▶ _What you are asked to do_
Collect each line of the records containing the string "this".

▶ _Data lines_
-.-.-

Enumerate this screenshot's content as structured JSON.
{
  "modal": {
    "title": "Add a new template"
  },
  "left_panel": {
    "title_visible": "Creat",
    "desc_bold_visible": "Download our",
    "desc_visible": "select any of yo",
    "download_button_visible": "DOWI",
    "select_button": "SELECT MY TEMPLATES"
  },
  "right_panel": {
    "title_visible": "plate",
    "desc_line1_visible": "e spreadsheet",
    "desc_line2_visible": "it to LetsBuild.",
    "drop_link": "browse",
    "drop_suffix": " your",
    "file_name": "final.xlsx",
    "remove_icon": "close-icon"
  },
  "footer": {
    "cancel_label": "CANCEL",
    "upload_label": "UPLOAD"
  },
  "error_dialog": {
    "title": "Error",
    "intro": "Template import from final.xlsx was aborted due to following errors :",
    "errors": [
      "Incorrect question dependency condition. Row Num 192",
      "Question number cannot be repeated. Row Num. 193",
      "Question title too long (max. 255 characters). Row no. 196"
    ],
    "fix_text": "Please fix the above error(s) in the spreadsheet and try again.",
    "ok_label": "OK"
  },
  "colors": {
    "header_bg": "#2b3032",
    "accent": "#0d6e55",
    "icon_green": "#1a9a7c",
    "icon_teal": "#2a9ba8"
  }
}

-.-.-

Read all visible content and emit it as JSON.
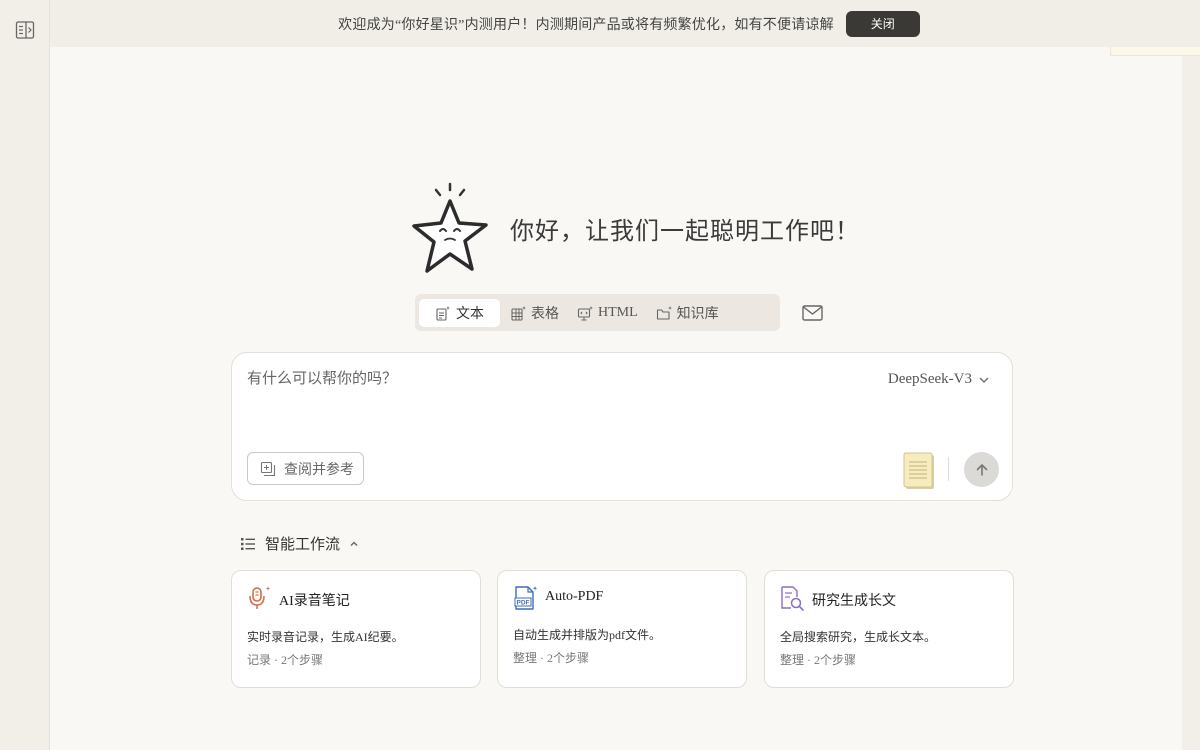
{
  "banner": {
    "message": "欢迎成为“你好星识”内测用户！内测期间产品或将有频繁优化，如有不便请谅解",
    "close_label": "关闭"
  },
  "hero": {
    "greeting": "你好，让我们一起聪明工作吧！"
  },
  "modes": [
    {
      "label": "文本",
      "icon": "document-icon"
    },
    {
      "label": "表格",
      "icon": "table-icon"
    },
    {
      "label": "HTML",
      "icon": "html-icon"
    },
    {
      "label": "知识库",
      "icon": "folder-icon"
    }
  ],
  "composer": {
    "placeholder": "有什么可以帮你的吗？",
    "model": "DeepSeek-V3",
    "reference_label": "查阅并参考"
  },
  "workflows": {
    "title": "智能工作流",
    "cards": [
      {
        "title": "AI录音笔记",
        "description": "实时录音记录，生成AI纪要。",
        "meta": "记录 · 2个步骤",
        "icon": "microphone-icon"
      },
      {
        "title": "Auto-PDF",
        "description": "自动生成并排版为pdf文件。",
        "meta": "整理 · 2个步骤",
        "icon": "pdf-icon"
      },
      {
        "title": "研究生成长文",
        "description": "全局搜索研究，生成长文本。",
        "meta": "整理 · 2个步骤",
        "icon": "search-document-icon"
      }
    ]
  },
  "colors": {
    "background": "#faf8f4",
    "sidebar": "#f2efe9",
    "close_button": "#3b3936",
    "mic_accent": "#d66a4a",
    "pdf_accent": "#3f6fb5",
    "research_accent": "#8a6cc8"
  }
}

-.-.-

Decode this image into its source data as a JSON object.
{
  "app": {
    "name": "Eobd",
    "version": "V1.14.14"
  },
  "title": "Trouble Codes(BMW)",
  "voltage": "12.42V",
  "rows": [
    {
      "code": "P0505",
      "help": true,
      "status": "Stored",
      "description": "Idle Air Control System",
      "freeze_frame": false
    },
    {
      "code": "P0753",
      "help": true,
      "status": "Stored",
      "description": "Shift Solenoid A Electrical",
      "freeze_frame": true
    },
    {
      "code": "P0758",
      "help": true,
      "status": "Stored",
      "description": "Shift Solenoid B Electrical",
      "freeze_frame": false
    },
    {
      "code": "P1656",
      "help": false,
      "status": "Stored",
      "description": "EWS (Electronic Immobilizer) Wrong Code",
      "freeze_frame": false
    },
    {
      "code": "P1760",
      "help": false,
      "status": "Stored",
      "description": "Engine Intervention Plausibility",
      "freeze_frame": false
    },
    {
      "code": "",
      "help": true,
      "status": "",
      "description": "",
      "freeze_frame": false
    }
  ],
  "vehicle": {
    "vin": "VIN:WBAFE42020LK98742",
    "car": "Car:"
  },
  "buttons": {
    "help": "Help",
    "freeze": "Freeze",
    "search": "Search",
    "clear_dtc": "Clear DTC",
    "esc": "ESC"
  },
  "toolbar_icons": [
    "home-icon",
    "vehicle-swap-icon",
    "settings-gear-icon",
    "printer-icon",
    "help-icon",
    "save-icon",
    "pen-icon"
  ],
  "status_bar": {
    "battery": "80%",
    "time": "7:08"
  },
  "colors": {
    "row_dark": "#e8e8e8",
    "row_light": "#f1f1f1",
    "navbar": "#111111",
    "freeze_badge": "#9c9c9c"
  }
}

-.-.-

▶ _Complete answer_
Enumerate this screenshot's content as structured JSON.
Decode this image into its source data as a JSON object.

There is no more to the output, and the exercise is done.